# WHAT YOU HAVE TO DO
If a line in the records contains the string "Eduardo", show that line.

# Dataset entries for page text
====

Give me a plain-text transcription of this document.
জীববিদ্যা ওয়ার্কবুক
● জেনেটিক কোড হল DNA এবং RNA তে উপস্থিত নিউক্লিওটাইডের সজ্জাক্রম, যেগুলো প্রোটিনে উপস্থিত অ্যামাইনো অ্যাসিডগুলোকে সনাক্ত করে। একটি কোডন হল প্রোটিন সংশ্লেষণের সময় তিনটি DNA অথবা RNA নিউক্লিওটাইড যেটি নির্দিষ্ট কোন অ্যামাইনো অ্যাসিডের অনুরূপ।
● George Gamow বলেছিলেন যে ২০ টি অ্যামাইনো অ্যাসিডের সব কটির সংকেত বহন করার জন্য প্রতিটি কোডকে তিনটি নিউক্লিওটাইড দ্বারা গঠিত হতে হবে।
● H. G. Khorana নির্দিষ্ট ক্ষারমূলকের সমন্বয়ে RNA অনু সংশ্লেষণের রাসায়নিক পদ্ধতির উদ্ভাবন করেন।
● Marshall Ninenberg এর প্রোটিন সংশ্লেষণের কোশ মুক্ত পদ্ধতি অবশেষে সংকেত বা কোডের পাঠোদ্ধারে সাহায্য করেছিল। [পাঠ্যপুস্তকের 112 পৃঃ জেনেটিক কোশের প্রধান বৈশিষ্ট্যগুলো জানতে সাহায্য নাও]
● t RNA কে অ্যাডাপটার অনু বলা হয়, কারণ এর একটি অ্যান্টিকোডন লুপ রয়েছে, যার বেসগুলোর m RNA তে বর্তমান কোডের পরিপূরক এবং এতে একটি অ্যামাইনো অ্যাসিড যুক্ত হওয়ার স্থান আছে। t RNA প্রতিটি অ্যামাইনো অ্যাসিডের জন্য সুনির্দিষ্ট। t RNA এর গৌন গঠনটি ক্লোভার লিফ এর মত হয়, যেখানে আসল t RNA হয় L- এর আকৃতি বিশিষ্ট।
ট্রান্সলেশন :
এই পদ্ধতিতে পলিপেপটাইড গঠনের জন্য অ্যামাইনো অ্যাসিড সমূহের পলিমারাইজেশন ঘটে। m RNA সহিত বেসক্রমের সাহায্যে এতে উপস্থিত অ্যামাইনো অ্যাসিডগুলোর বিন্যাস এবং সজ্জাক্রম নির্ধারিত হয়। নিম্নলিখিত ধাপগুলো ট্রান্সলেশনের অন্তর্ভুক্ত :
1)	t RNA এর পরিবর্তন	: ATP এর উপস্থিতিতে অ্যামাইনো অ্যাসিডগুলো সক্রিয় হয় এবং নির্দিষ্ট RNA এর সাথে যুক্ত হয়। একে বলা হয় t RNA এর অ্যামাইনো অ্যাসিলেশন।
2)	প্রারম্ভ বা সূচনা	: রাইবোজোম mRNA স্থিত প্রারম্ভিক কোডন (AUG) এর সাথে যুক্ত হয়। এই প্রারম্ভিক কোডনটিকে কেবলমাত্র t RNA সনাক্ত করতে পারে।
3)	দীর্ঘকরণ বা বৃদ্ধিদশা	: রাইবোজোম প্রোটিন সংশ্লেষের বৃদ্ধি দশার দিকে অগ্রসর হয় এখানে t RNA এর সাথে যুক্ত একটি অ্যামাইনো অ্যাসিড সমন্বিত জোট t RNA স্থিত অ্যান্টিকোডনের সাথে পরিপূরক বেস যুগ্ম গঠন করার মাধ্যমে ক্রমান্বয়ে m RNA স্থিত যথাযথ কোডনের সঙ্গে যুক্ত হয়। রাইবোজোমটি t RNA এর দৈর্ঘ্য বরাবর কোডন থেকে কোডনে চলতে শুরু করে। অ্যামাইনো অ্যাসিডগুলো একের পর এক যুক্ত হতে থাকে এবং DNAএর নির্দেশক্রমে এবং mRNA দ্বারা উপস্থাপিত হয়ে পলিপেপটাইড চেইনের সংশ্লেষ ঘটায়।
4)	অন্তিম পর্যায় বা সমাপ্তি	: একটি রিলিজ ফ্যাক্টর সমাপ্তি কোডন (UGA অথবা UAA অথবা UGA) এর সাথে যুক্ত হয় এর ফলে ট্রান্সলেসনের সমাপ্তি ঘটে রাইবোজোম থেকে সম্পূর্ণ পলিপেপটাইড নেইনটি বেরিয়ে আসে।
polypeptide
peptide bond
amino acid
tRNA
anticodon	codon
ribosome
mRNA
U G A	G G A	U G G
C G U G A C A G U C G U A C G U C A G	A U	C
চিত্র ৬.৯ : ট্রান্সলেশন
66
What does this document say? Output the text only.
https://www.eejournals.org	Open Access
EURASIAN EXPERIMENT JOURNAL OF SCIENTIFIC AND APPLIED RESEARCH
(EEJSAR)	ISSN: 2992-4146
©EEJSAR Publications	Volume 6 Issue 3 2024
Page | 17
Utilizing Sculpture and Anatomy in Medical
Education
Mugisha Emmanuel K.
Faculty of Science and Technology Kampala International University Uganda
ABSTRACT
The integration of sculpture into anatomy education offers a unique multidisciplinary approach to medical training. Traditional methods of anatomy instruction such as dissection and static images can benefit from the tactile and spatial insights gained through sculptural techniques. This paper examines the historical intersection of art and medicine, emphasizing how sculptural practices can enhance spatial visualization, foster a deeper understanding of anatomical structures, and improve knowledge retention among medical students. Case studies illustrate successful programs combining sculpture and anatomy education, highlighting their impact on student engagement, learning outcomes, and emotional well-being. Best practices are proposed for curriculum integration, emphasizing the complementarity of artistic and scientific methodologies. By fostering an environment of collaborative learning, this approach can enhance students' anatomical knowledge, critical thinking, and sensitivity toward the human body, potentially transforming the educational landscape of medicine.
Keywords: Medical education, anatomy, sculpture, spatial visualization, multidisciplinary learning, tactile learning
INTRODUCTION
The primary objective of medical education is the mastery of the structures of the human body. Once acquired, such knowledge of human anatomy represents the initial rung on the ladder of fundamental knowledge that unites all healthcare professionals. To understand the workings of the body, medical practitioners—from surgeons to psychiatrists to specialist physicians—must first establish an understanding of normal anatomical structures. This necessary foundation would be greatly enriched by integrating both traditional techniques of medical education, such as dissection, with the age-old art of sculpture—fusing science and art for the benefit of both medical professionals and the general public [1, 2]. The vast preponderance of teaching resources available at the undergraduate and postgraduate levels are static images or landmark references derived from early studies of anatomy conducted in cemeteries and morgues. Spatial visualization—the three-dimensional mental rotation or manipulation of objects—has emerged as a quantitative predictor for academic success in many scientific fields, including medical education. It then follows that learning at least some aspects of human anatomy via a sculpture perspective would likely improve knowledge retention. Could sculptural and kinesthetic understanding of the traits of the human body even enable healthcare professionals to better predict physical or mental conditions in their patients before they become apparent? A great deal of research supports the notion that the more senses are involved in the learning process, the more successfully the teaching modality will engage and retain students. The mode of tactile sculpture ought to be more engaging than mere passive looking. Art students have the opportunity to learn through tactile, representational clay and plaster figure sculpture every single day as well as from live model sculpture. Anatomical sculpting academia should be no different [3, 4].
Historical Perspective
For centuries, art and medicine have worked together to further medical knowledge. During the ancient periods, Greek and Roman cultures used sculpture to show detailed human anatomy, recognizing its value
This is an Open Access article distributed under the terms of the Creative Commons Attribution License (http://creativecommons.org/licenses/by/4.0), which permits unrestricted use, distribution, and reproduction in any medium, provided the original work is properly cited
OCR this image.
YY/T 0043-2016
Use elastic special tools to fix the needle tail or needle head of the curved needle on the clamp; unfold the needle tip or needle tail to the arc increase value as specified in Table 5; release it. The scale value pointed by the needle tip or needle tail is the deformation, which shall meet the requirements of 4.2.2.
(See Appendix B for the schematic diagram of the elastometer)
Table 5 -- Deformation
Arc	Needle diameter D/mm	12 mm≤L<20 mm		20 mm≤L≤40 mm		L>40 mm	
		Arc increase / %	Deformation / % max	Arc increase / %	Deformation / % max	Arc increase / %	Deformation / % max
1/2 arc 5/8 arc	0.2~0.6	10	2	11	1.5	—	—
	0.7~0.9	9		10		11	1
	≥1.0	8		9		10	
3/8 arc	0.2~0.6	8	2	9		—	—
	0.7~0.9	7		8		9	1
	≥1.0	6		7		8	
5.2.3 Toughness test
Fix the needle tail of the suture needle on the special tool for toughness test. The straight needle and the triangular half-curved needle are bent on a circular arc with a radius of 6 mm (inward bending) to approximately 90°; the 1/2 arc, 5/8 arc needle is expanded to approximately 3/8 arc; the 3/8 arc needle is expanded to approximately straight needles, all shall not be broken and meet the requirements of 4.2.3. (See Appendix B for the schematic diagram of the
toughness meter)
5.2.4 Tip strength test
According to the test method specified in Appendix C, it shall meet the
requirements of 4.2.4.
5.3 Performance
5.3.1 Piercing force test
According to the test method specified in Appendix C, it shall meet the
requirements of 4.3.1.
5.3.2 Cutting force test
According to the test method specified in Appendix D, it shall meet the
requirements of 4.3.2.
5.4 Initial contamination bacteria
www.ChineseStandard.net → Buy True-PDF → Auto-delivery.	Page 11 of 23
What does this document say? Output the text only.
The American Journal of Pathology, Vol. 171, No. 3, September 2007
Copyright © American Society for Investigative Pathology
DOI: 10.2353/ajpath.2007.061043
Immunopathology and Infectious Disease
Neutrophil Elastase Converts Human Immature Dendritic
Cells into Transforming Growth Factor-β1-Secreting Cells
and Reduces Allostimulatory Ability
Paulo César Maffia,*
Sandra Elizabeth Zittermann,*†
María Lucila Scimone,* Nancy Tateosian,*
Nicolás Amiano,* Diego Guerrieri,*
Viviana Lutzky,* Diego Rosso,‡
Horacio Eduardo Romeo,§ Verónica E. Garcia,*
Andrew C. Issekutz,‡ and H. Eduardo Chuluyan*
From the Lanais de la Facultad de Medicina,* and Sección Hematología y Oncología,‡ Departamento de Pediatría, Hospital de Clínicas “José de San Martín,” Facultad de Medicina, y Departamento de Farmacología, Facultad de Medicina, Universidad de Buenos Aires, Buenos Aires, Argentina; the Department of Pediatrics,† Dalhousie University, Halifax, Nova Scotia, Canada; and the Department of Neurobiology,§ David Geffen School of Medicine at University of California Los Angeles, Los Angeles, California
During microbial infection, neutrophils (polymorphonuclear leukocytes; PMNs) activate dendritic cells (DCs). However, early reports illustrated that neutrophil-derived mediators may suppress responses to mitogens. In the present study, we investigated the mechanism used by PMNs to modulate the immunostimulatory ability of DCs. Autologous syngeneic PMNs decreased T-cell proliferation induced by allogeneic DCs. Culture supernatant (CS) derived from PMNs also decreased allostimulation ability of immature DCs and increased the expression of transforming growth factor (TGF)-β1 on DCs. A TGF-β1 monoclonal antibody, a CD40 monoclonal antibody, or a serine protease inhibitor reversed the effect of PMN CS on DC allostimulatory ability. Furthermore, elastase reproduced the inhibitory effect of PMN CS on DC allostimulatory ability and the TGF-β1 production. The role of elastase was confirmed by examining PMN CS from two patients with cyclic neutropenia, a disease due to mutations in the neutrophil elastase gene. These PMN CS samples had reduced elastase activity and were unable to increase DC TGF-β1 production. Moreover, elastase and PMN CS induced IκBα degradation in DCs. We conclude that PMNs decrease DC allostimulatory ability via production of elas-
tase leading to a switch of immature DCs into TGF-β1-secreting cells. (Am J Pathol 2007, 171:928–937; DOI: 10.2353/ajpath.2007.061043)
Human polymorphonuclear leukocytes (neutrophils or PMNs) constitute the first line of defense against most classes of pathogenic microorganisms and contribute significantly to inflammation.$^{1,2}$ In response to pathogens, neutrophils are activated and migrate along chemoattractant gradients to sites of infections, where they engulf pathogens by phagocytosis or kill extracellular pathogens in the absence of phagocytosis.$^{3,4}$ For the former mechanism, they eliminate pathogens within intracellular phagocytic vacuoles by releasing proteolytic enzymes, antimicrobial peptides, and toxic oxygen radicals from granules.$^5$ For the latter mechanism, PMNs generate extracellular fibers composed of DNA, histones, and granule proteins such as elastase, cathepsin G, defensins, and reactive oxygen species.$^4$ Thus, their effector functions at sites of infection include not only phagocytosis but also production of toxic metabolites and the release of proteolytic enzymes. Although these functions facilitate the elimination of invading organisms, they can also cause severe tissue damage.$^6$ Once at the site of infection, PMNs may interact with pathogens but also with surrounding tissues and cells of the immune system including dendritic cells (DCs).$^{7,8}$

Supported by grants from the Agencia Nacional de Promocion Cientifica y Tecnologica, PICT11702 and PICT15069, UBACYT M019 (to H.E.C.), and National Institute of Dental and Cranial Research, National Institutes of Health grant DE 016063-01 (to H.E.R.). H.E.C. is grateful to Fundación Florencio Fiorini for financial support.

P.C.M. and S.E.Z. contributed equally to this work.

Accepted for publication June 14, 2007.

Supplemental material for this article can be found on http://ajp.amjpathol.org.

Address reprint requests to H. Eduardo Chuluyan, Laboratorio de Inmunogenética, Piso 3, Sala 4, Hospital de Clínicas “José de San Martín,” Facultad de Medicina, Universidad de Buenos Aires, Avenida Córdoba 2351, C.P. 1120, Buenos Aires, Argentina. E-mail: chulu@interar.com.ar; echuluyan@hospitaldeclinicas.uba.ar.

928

====

# SOLUTION
Horacio Eduardo Romeo,§ Verónica E. Garcia,*
Andrew C. Issekutz,‡ and H. Eduardo Chuluyan*
Address reprint requests to H. Eduardo Chuluyan, Laboratorio de Inmunogenética, Piso 3, Sala 4, Hospital de Clínicas “José de San Martín,” Facultad de Medicina, Universidad de Buenos Aires, Avenida Córdoba 2351, C.P. 1120, Buenos Aires, Argentina. E-mail: chulu@interar.com.ar; echuluyan@hospitaldeclinicas.uba.ar.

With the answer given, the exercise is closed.